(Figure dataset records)
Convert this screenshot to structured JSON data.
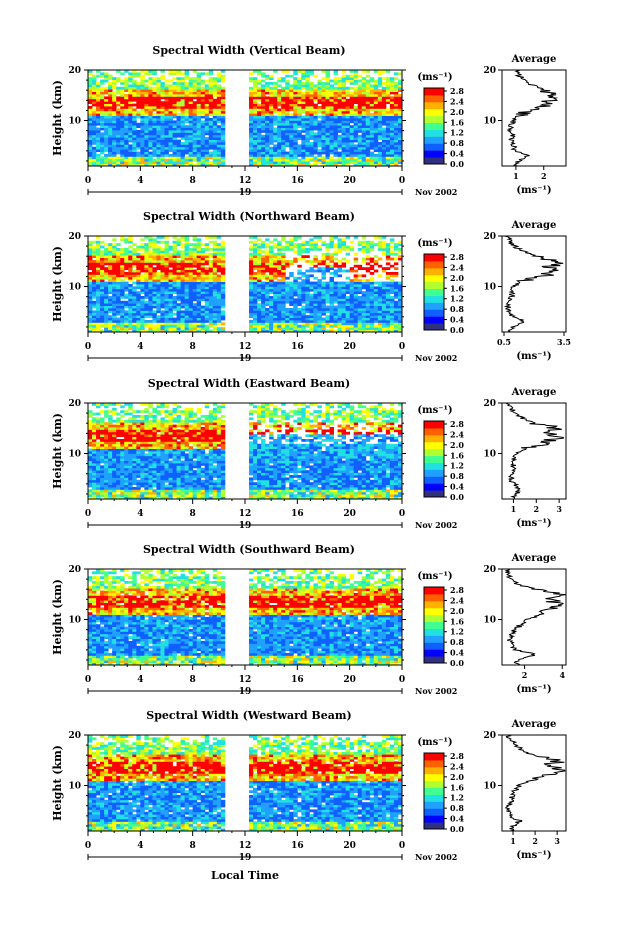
{
  "footer": {
    "xlabel": "Local Time"
  },
  "common": {
    "ylabel": "Height (km)",
    "y_ticks": [
      "20",
      "10"
    ],
    "x_ticks": [
      "0",
      "4",
      "8",
      "12",
      "16",
      "20",
      "0"
    ],
    "day_label": "19",
    "month_label": "Nov 2002",
    "cb_unit": "(ms⁻¹)",
    "cb_ticks": [
      "2.8",
      "2.4",
      "2.0",
      "1.6",
      "1.2",
      "0.8",
      "0.4",
      "0.0"
    ],
    "avg_title": "Average",
    "avg_unit": "(ms⁻¹)",
    "avg_y_ticks": [
      "20",
      "10"
    ]
  },
  "colormap": [
    "#303080",
    "#0000ff",
    "#1060ff",
    "#20a0ff",
    "#20e0e0",
    "#40ff90",
    "#b0ff30",
    "#ffff00",
    "#ffb000",
    "#ff6000",
    "#ff0000"
  ],
  "chart_data": [
    {
      "type": "heatmap",
      "title": "Spectral Width (Vertical Beam)",
      "x_range": [
        0,
        24
      ],
      "y_range": [
        1,
        20
      ],
      "gap": [
        10.5,
        12.2
      ],
      "clim": [
        0.0,
        2.8
      ],
      "profile": {
        "type": "line",
        "title": "Average",
        "x_ticks": [
          "1",
          "2"
        ],
        "x_range": [
          0.5,
          2.8
        ],
        "y_range": [
          1,
          20
        ],
        "x": [
          1.0,
          1.1,
          1.4,
          1.0,
          0.9,
          0.8,
          0.9,
          0.8,
          0.8,
          0.9,
          1.1,
          1.5,
          2.0,
          2.3,
          2.4,
          2.0,
          1.6,
          1.3,
          1.1,
          1.0
        ],
        "y": [
          1,
          2,
          3,
          4,
          5,
          6,
          7,
          8,
          9,
          10,
          11,
          12,
          13,
          14,
          15,
          16,
          17,
          18,
          19,
          20
        ]
      }
    },
    {
      "type": "heatmap",
      "title": "Spectral Width (Northward Beam)",
      "x_range": [
        0,
        24
      ],
      "y_range": [
        1,
        20
      ],
      "gap": [
        10.5,
        12.2
      ],
      "clim": [
        0.0,
        2.8
      ],
      "profile": {
        "type": "line",
        "title": "Average",
        "x_ticks": [
          "0.5",
          "3.5"
        ],
        "x_range": [
          0.4,
          3.6
        ],
        "y_range": [
          1,
          20
        ],
        "x": [
          0.8,
          1.0,
          1.6,
          0.9,
          0.7,
          0.7,
          0.8,
          0.9,
          0.9,
          1.0,
          1.4,
          2.3,
          3.2,
          2.8,
          3.3,
          2.0,
          1.5,
          1.0,
          0.8,
          0.6
        ],
        "y": [
          1,
          2,
          3,
          4,
          5,
          6,
          7,
          8,
          9,
          10,
          11,
          12,
          13,
          14,
          15,
          16,
          17,
          18,
          19,
          20
        ]
      }
    },
    {
      "type": "heatmap",
      "title": "Spectral Width (Eastward Beam)",
      "x_range": [
        0,
        24
      ],
      "y_range": [
        1,
        20
      ],
      "gap": [
        10.5,
        12.2
      ],
      "clim": [
        0.0,
        2.8
      ],
      "profile": {
        "type": "line",
        "title": "Average",
        "x_ticks": [
          "1",
          "2",
          "3"
        ],
        "x_range": [
          0.5,
          3.3
        ],
        "y_range": [
          1,
          20
        ],
        "x": [
          1.0,
          1.1,
          1.3,
          1.0,
          0.9,
          0.9,
          1.0,
          1.0,
          1.0,
          1.2,
          1.6,
          2.3,
          2.9,
          2.5,
          2.9,
          2.0,
          1.4,
          1.1,
          0.9,
          0.8
        ],
        "y": [
          1,
          2,
          3,
          4,
          5,
          6,
          7,
          8,
          9,
          10,
          11,
          12,
          13,
          14,
          15,
          16,
          17,
          18,
          19,
          20
        ]
      }
    },
    {
      "type": "heatmap",
      "title": "Spectral Width (Southward Beam)",
      "x_range": [
        0,
        24
      ],
      "y_range": [
        1,
        20
      ],
      "gap": [
        10.5,
        12.2
      ],
      "clim": [
        0.0,
        2.8
      ],
      "profile": {
        "type": "line",
        "title": "Average",
        "x_ticks": [
          "2",
          "4"
        ],
        "x_range": [
          0.8,
          4.2
        ],
        "y_range": [
          1,
          20
        ],
        "x": [
          1.5,
          1.7,
          2.6,
          1.6,
          1.3,
          1.2,
          1.3,
          1.5,
          1.8,
          2.2,
          2.8,
          3.4,
          3.7,
          3.5,
          3.8,
          2.5,
          1.6,
          1.3,
          1.1,
          1.0
        ],
        "y": [
          1,
          2,
          3,
          4,
          5,
          6,
          7,
          8,
          9,
          10,
          11,
          12,
          13,
          14,
          15,
          16,
          17,
          18,
          19,
          20
        ]
      }
    },
    {
      "type": "heatmap",
      "title": "Spectral Width (Westward Beam)",
      "x_range": [
        0,
        24
      ],
      "y_range": [
        1,
        20
      ],
      "gap": [
        10.5,
        12.2
      ],
      "clim": [
        0.0,
        2.8
      ],
      "profile": {
        "type": "line",
        "title": "Average",
        "x_ticks": [
          "1",
          "2",
          "3"
        ],
        "x_range": [
          0.5,
          3.4
        ],
        "y_range": [
          1,
          20
        ],
        "x": [
          0.9,
          1.0,
          1.3,
          0.9,
          0.8,
          0.8,
          0.9,
          1.0,
          1.1,
          1.3,
          1.8,
          2.5,
          3.0,
          2.6,
          3.1,
          1.9,
          1.4,
          1.1,
          0.9,
          0.8
        ],
        "y": [
          1,
          2,
          3,
          4,
          5,
          6,
          7,
          8,
          9,
          10,
          11,
          12,
          13,
          14,
          15,
          16,
          17,
          18,
          19,
          20
        ]
      }
    }
  ]
}
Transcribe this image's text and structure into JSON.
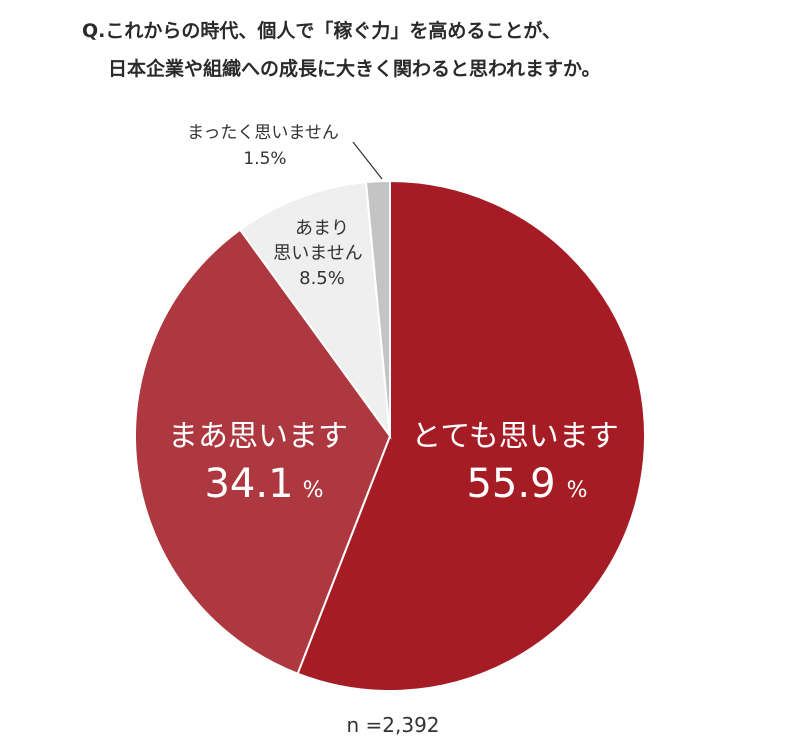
{
  "question": {
    "line1": "Q.これからの時代、個人で「稼ぐ力」を高めることが、",
    "line2": "日本企業や組織への成長に大きく関わると思われますか。"
  },
  "chart_data": {
    "type": "pie",
    "slices": [
      {
        "label": "とても思います",
        "value": 55.9,
        "color": "#a61c24"
      },
      {
        "label": "まあ思います",
        "value": 34.1,
        "color": "#ad3840"
      },
      {
        "label": "あまり思いません",
        "value": 8.5,
        "color": "#efefef"
      },
      {
        "label": "まったく思いません",
        "value": 1.5,
        "color": "#c4c4c4"
      }
    ],
    "value_display": {
      "とても思います": "55.9",
      "まあ思います": "34.1",
      "あまり思いません": "8.5",
      "まったく思いません": "1.5"
    },
    "unit": "%",
    "legend": "none"
  },
  "slice_labels": {
    "s0": {
      "name": "とても思います",
      "value": "55.9",
      "unit": "%"
    },
    "s1": {
      "name": "まあ思います",
      "value": "34.1",
      "unit": "%"
    },
    "s2": {
      "name_line1": "あまり",
      "name_line2": "思いません",
      "value": "8.5%"
    },
    "s3": {
      "name": "まったく思いません",
      "value": "1.5%"
    }
  },
  "sample_size": "n =2,392"
}
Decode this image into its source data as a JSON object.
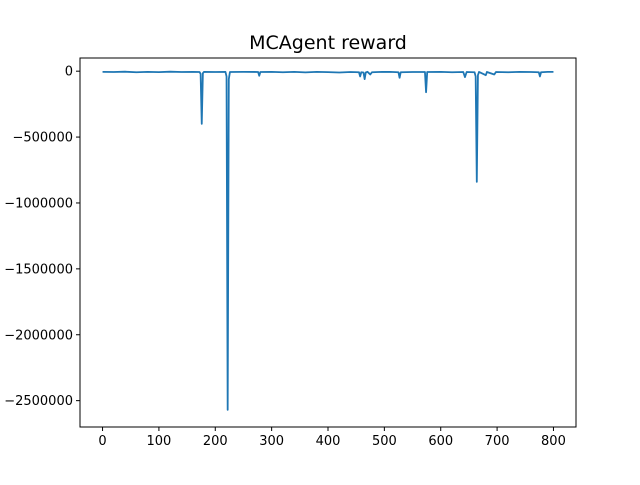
{
  "chart_data": {
    "type": "line",
    "title": "MCAgent reward",
    "xlabel": "",
    "ylabel": "",
    "xlim": [
      -40,
      840
    ],
    "ylim": [
      -2700000,
      100000
    ],
    "grid": false,
    "legend": "none",
    "x_ticks": [
      0,
      100,
      200,
      300,
      400,
      500,
      600,
      700,
      800
    ],
    "x_tick_labels": [
      "0",
      "100",
      "200",
      "300",
      "400",
      "500",
      "600",
      "700",
      "800"
    ],
    "y_ticks": [
      0,
      -500000,
      -1000000,
      -1500000,
      -2000000,
      -2500000
    ],
    "y_tick_labels": [
      "0",
      "−500000",
      "−1000000",
      "−1500000",
      "−2000000",
      "−2500000"
    ],
    "series": [
      {
        "name": "",
        "color": "#1f77b4",
        "points": [
          [
            0,
            -5000
          ],
          [
            20,
            -6000
          ],
          [
            40,
            -4000
          ],
          [
            60,
            -8000
          ],
          [
            80,
            -5000
          ],
          [
            100,
            -7000
          ],
          [
            120,
            -4000
          ],
          [
            140,
            -6000
          ],
          [
            160,
            -5000
          ],
          [
            172,
            -6000
          ],
          [
            174,
            -20000
          ],
          [
            176,
            -400000
          ],
          [
            178,
            -15000
          ],
          [
            180,
            -5000
          ],
          [
            200,
            -6000
          ],
          [
            218,
            -5000
          ],
          [
            220,
            -40000
          ],
          [
            222,
            -2570000
          ],
          [
            224,
            -60000
          ],
          [
            226,
            -6000
          ],
          [
            250,
            -5000
          ],
          [
            276,
            -6000
          ],
          [
            278,
            -35000
          ],
          [
            280,
            -6000
          ],
          [
            300,
            -5000
          ],
          [
            320,
            -8000
          ],
          [
            340,
            -5000
          ],
          [
            360,
            -9000
          ],
          [
            380,
            -5000
          ],
          [
            400,
            -7000
          ],
          [
            420,
            -10000
          ],
          [
            440,
            -6000
          ],
          [
            455,
            -8000
          ],
          [
            457,
            -40000
          ],
          [
            459,
            -8000
          ],
          [
            463,
            -10000
          ],
          [
            465,
            -60000
          ],
          [
            467,
            -10000
          ],
          [
            470,
            -5000
          ],
          [
            475,
            -25000
          ],
          [
            478,
            -8000
          ],
          [
            490,
            -6000
          ],
          [
            510,
            -5000
          ],
          [
            525,
            -8000
          ],
          [
            527,
            -50000
          ],
          [
            529,
            -8000
          ],
          [
            550,
            -6000
          ],
          [
            572,
            -6000
          ],
          [
            574,
            -160000
          ],
          [
            576,
            -6000
          ],
          [
            600,
            -5000
          ],
          [
            620,
            -8000
          ],
          [
            640,
            -6000
          ],
          [
            643,
            -45000
          ],
          [
            646,
            -6000
          ],
          [
            660,
            -8000
          ],
          [
            662,
            -40000
          ],
          [
            664,
            -840000
          ],
          [
            666,
            -30000
          ],
          [
            668,
            -6000
          ],
          [
            680,
            -30000
          ],
          [
            682,
            -6000
          ],
          [
            695,
            -25000
          ],
          [
            698,
            -6000
          ],
          [
            720,
            -8000
          ],
          [
            740,
            -5000
          ],
          [
            760,
            -6000
          ],
          [
            774,
            -8000
          ],
          [
            776,
            -40000
          ],
          [
            778,
            -8000
          ],
          [
            790,
            -5000
          ],
          [
            800,
            -5000
          ]
        ]
      }
    ]
  }
}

Task to carry out:
Out of the preceding entries, pull every line containing the string "Beam".

Answer to the task:
      "title": "Spectral Width (Vertical Beam)",
      "title": "Spectral Width (Northward Beam)",
      "title": "Spectral Width (Eastward Beam)",
      "title": "Spectral Width (Southward Beam)",
      "title": "Spectral Width (Westward Beam)",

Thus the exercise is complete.